● Instruction
Restate the records in their entirety, word for word.

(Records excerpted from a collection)
****************
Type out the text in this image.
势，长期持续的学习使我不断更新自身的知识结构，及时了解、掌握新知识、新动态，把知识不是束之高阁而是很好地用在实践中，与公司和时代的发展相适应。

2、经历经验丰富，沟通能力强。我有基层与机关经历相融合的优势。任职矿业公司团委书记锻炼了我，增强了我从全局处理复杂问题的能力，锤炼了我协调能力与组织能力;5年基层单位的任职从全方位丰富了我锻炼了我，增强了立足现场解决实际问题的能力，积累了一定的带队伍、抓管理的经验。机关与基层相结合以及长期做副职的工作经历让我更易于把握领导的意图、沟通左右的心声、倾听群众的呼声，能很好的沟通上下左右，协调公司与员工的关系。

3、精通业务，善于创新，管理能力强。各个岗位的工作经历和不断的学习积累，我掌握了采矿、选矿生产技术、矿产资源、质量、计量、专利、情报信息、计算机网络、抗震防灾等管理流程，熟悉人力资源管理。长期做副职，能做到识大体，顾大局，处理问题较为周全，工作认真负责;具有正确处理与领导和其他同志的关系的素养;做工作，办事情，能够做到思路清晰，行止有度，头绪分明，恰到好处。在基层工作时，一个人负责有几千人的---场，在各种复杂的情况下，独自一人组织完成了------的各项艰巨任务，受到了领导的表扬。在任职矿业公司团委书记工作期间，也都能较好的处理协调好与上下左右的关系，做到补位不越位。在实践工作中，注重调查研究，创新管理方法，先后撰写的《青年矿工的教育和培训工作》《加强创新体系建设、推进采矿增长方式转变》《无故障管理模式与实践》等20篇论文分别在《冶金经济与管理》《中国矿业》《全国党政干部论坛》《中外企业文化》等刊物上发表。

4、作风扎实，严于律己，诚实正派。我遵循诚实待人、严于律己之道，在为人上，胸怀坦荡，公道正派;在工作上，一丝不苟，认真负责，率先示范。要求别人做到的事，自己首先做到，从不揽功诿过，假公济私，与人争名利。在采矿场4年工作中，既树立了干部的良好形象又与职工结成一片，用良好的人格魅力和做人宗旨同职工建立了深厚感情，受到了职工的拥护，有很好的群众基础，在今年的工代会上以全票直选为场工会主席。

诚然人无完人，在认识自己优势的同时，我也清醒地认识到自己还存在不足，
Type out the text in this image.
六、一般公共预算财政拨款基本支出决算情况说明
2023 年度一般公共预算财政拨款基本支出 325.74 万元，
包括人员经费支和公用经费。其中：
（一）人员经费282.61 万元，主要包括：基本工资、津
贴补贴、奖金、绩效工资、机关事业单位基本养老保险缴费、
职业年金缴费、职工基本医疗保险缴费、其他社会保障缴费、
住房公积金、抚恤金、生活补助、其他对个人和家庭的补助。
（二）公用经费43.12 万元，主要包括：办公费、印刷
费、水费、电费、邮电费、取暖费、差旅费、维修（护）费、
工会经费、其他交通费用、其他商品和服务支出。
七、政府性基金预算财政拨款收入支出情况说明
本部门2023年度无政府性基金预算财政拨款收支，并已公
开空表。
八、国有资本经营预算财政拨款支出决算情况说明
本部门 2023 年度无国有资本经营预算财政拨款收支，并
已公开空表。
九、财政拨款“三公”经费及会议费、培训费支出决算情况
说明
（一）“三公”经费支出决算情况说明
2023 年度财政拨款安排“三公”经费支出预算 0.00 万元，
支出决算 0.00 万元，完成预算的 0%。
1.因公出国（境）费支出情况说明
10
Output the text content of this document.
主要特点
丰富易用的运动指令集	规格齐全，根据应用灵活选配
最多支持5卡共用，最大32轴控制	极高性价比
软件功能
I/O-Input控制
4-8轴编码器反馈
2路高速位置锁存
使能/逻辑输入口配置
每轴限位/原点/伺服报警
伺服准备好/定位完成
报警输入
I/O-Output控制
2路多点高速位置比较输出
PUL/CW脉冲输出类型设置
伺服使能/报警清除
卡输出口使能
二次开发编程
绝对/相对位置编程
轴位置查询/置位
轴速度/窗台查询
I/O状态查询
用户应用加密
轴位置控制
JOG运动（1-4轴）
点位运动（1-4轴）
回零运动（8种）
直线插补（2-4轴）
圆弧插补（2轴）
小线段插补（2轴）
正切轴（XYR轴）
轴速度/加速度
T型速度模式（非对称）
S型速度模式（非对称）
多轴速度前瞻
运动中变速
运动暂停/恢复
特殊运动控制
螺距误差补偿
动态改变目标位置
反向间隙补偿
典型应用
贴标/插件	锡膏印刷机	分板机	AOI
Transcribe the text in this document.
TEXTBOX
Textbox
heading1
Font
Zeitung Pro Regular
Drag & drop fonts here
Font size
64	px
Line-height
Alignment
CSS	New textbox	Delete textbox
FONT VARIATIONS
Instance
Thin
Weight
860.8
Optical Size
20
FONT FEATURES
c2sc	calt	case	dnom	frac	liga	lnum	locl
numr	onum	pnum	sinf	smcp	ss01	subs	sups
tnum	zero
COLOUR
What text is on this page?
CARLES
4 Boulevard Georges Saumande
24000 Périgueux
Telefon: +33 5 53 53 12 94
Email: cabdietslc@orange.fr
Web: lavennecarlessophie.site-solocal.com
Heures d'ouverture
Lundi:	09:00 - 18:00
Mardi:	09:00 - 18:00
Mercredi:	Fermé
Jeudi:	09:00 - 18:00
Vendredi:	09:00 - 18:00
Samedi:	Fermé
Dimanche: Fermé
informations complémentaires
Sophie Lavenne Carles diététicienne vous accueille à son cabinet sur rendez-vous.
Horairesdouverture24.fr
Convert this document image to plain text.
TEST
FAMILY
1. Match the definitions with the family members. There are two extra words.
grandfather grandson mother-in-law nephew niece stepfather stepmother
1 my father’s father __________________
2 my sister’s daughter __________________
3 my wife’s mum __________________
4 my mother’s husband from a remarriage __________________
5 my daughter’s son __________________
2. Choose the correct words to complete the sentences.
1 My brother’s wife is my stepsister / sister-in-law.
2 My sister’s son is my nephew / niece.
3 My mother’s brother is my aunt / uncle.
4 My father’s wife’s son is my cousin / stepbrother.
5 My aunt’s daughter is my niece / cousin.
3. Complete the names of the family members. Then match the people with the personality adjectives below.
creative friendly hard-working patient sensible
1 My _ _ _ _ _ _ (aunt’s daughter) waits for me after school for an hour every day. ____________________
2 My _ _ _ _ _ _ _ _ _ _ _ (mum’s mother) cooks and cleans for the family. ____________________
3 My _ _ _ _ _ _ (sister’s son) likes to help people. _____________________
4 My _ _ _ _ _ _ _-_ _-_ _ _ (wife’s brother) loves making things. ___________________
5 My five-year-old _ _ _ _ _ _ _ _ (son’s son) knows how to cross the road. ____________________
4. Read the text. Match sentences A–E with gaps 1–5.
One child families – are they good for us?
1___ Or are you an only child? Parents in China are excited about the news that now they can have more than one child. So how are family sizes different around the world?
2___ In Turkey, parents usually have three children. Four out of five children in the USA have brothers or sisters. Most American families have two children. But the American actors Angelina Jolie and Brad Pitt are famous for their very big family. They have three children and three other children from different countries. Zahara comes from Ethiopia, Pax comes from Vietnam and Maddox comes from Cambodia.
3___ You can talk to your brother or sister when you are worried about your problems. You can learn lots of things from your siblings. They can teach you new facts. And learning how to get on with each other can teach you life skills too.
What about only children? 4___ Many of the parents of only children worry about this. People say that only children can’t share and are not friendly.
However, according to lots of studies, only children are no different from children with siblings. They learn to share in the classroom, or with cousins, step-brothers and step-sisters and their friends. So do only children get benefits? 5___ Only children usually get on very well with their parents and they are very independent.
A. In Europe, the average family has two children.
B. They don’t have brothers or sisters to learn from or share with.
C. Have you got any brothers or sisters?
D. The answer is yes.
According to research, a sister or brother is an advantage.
****************
● Full output
Type out the text in this image.
势，长期持续的学习使我不断更新自身的知识结构，及时了解、掌握新知识、新动态，把知识不是束之高阁而是很好地用在实践中，与公司和时代的发展相适应。

2、经历经验丰富，沟通能力强。我有基层与机关经历相融合的优势。任职矿业公司团委书记锻炼了我，增强了我从全局处理复杂问题的能力，锤炼了我协调能力与组织能力;5年基层单位的任职从全方位丰富了我锻炼了我，增强了立足现场解决实际问题的能力，积累了一定的带队伍、抓管理的经验。机关与基层相结合以及长期做副职的工作经历让我更易于把握领导的意图、沟通左右的心声、倾听群众的呼声，能很好的沟通上下左右，协调公司与员工的关系。

3、精通业务，善于创新，管理能力强。各个岗位的工作经历和不断的学习积累，我掌握了采矿、选矿生产技术、矿产资源、质量、计量、专利、情报信息、计算机网络、抗震防灾等管理流程，熟悉人力资源管理。长期做副职，能做到识大体，顾大局，处理问题较为周全，工作认真负责;具有正确处理与领导和其他同志的关系的素养;做工作，办事情，能够做到思路清晰，行止有度，头绪分明，恰到好处。在基层工作时，一个人负责有几千人的---场，在各种复杂的情况下，独自一人组织完成了------的各项艰巨任务，受到了领导的表扬。在任职矿业公司团委书记工作期间，也都能较好的处理协调好与上下左右的关系，做到补位不越位。在实践工作中，注重调查研究，创新管理方法，先后撰写的《青年矿工的教育和培训工作》《加强创新体系建设、推进采矿增长方式转变》《无故障管理模式与实践》等20篇论文分别在《冶金经济与管理》《中国矿业》《全国党政干部论坛》《中外企业文化》等刊物上发表。

4、作风扎实，严于律己，诚实正派。我遵循诚实待人、严于律己之道，在为人上，胸怀坦荡，公道正派;在工作上，一丝不苟，认真负责，率先示范。要求别人做到的事，自己首先做到，从不揽功诿过，假公济私，与人争名利。在采矿场4年工作中，既树立了干部的良好形象又与职工结成一片，用良好的人格魅力和做人宗旨同职工建立了深厚感情，受到了职工的拥护，有很好的群众基础，在今年的工代会上以全票直选为场工会主席。

诚然人无完人，在认识自己优势的同时，我也清醒地认识到自己还存在不足，
Type out the text in this image.
六、一般公共预算财政拨款基本支出决算情况说明
2023 年度一般公共预算财政拨款基本支出 325.74 万元，
包括人员经费支和公用经费。其中：
（一）人员经费282.61 万元，主要包括：基本工资、津
贴补贴、奖金、绩效工资、机关事业单位基本养老保险缴费、
职业年金缴费、职工基本医疗保险缴费、其他社会保障缴费、
住房公积金、抚恤金、生活补助、其他对个人和家庭的补助。
（二）公用经费43.12 万元，主要包括：办公费、印刷
费、水费、电费、邮电费、取暖费、差旅费、维修（护）费、
工会经费、其他交通费用、其他商品和服务支出。
七、政府性基金预算财政拨款收入支出情况说明
本部门2023年度无政府性基金预算财政拨款收支，并已公
开空表。
八、国有资本经营预算财政拨款支出决算情况说明
本部门 2023 年度无国有资本经营预算财政拨款收支，并
已公开空表。
九、财政拨款“三公”经费及会议费、培训费支出决算情况
说明
（一）“三公”经费支出决算情况说明
2023 年度财政拨款安排“三公”经费支出预算 0.00 万元，
支出决算 0.00 万元，完成预算的 0%。
1.因公出国（境）费支出情况说明
10
Output the text content of this document.
主要特点
丰富易用的运动指令集	规格齐全，根据应用灵活选配
最多支持5卡共用，最大32轴控制	极高性价比
软件功能
I/O-Input控制
4-8轴编码器反馈
2路高速位置锁存
使能/逻辑输入口配置
每轴限位/原点/伺服报警
伺服准备好/定位完成
报警输入
I/O-Output控制
2路多点高速位置比较输出
PUL/CW脉冲输出类型设置
伺服使能/报警清除
卡输出口使能
二次开发编程
绝对/相对位置编程
轴位置查询/置位
轴速度/窗台查询
I/O状态查询
用户应用加密
轴位置控制
JOG运动（1-4轴）
点位运动（1-4轴）
回零运动（8种）
直线插补（2-4轴）
圆弧插补（2轴）
小线段插补（2轴）
正切轴（XYR轴）
轴速度/加速度
T型速度模式（非对称）
S型速度模式（非对称）
多轴速度前瞻
运动中变速
运动暂停/恢复
特殊运动控制
螺距误差补偿
动态改变目标位置
反向间隙补偿
典型应用
贴标/插件	锡膏印刷机	分板机	AOI
Transcribe the text in this document.
TEXTBOX
Textbox
heading1
Font
Zeitung Pro Regular
Drag & drop fonts here
Font size
64	px
Line-height
Alignment
CSS	New textbox	Delete textbox
FONT VARIATIONS
Instance
Thin
Weight
860.8
Optical Size
20
FONT FEATURES
c2sc	calt	case	dnom	frac	liga	lnum	locl
numr	onum	pnum	sinf	smcp	ss01	subs	sups
tnum	zero
COLOUR
What text is on this page?
CARLES
4 Boulevard Georges Saumande
24000 Périgueux
Telefon: +33 5 53 53 12 94
Email: cabdietslc@orange.fr
Web: lavennecarlessophie.site-solocal.com
Heures d'ouverture
Lundi:	09:00 - 18:00
Mardi:	09:00 - 18:00
Mercredi:	Fermé
Jeudi:	09:00 - 18:00
Vendredi:	09:00 - 18:00
Samedi:	Fermé
Dimanche: Fermé
informations complémentaires
Sophie Lavenne Carles diététicienne vous accueille à son cabinet sur rendez-vous.
Horairesdouverture24.fr
Convert this document image to plain text.
TEST
FAMILY
1. Match the definitions with the family members. There are two extra words.
grandfather grandson mother-in-law nephew niece stepfather stepmother
1 my father’s father __________________
2 my sister’s daughter __________________
3 my wife’s mum __________________
4 my mother’s husband from a remarriage __________________
5 my daughter’s son __________________
2. Choose the correct words to complete the sentences.
1 My brother’s wife is my stepsister / sister-in-law.
2 My sister’s son is my nephew / niece.
3 My mother’s brother is my aunt / uncle.
4 My father’s wife’s son is my cousin / stepbrother.
5 My aunt’s daughter is my niece / cousin.
3. Complete the names of the family members. Then match the people with the personality adjectives below.
creative friendly hard-working patient sensible
1 My _ _ _ _ _ _ (aunt’s daughter) waits for me after school for an hour every day. ____________________
2 My _ _ _ _ _ _ _ _ _ _ _ (mum’s mother) cooks and cleans for the family. ____________________
3 My _ _ _ _ _ _ (sister’s son) likes to help people. _____________________
4 My _ _ _ _ _ _ _-_ _-_ _ _ (wife’s brother) loves making things. ___________________
5 My five-year-old _ _ _ _ _ _ _ _ (son’s son) knows how to cross the road. ____________________
4. Read the text. Match sentences A–E with gaps 1–5.
One child families – are they good for us?
1___ Or are you an only child? Parents in China are excited about the news that now they can have more than one child. So how are family sizes different around the world?
2___ In Turkey, parents usually have three children. Four out of five children in the USA have brothers or sisters. Most American families have two children. But the American actors Angelina Jolie and Brad Pitt are famous for their very big family. They have three children and three other children from different countries. Zahara comes from Ethiopia, Pax comes from Vietnam and Maddox comes from Cambodia.
3___ You can talk to your brother or sister when you are worried about your problems. You can learn lots of things from your siblings. They can teach you new facts. And learning how to get on with each other can teach you life skills too.
What about only children? 4___ Many of the parents of only children worry about this. People say that only children can’t share and are not friendly.
However, according to lots of studies, only children are no different from children with siblings. They learn to share in the classroom, or with cousins, step-brothers and step-sisters and their friends. So do only children get benefits? 5___ Only children usually get on very well with their parents and they are very independent.
A. In Europe, the average family has two children.
B. They don’t have brothers or sisters to learn from or share with.
C. Have you got any brothers or sisters?
D. The answer is yes.
According to research, a sister or brother is an advantage.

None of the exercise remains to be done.